-------- Excerpt to read --------

A Clinton win, however, will not magically make our problems disappear. There are real issues in the communities that Rubicon serves. Some of these challenges can be addressed with support from agencies like Rubicon and our many community partners who are dedicated to helping people reach their full potential. Other challenges have nothing to do with the actual people living in marginalized communities, but the lens with which outsiders choose to view them. While the rhetoric has not reached Trump-level volume, the seeds are there and they are just as dangerous.
Over late September and early October, Buzzfeed, Fortune, the New York Post and Bay Area NPR affiliate KQED covered a story on unsafe working conditions and incidents of violence at Blue Apron’s Richmond, CA and Jersey City, NJ warehouse facilities. Despite the obvious irony of low wage workers packaging gourmet meals in dangerous working conditions for well paid professionals, the reporting in all of the coverage seemed very comfortable with the tired trope that places the blame for Blue Apron’s workplace safety violations and violence on the shoulders of its local workforce.

--------

Pick up the commentary on media coverage of the Blue Apron warehouses after its last sentence and keep writing it.

-------- Collected data --------

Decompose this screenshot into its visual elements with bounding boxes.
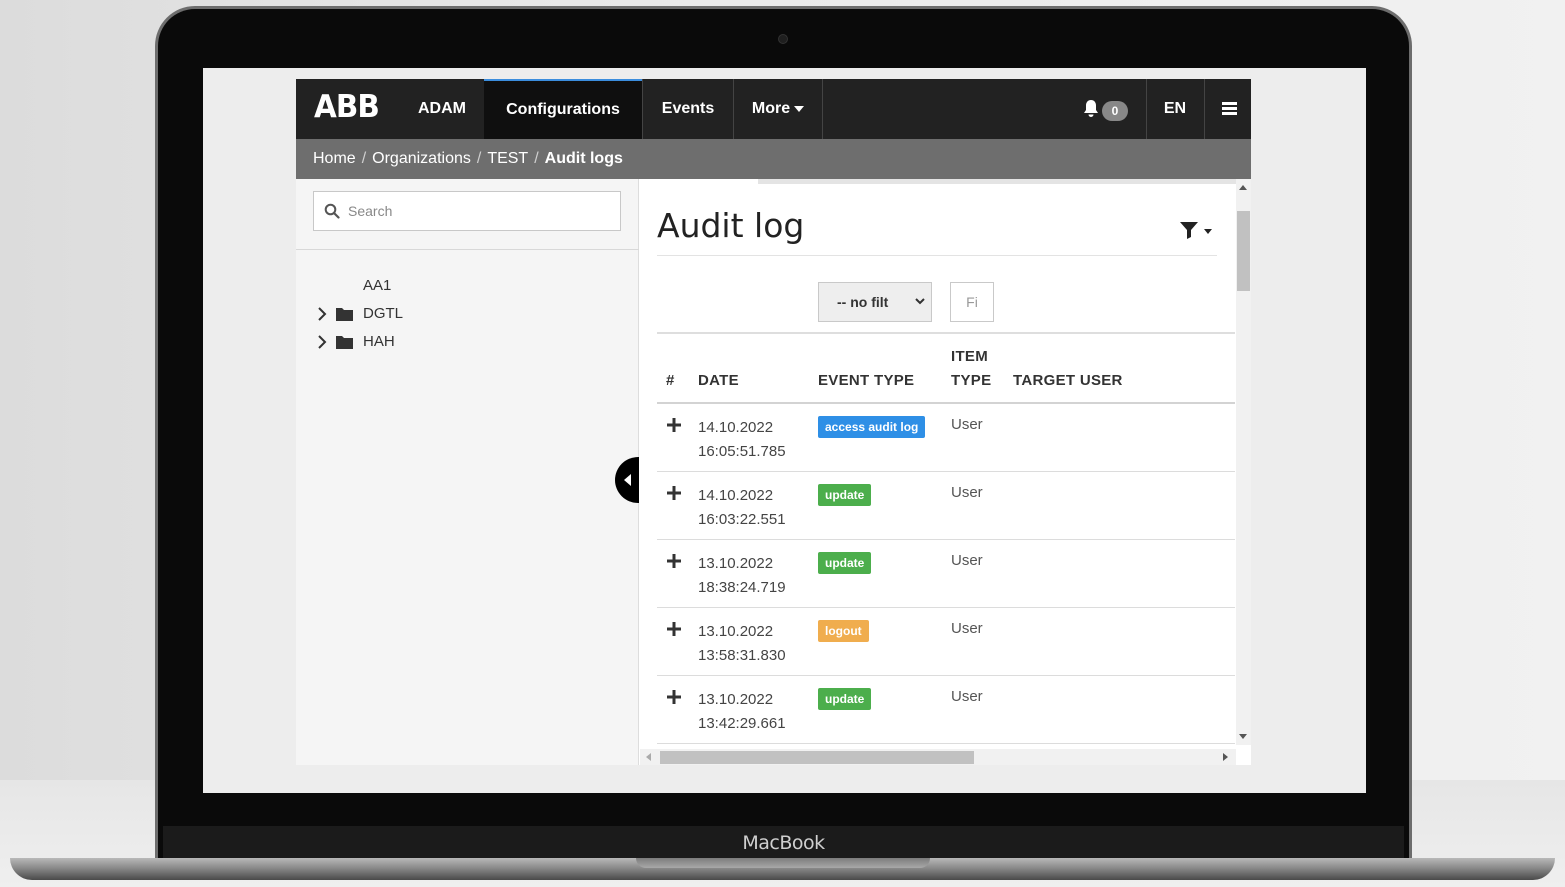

--------

◆ Right answer ◆
The Buzzfeed article describes people hired at Blue Apron’s Richmond facility as ‘ex-con’s[sic], parolees, and gang members’, and with the exception of its geographical merits, Richmond is reduced to, “a challenged town” with a “fairly high crime rate” and a “history of gang violence.” Not only is this a narrow view, it is at odds with the realities of other successful warehouse businesses in Richmond. The article notes that HelloFresh, Grace Baking, Richmond Wholesale Meat Warehouse, CostCo, Delmonte Fresh, Safeway Bread Baking, all of whom have facilities near Blue Apron’s, do not have the same problems with workplace safety and violence.
It is worth noting that the company also was cited for similar problems at the Jersey City location. Think about it -- two facilities nearly 3,000 miles apart, each experiencing high rates of violence and workplace safety hazards. Let’s not scapegoat the employees.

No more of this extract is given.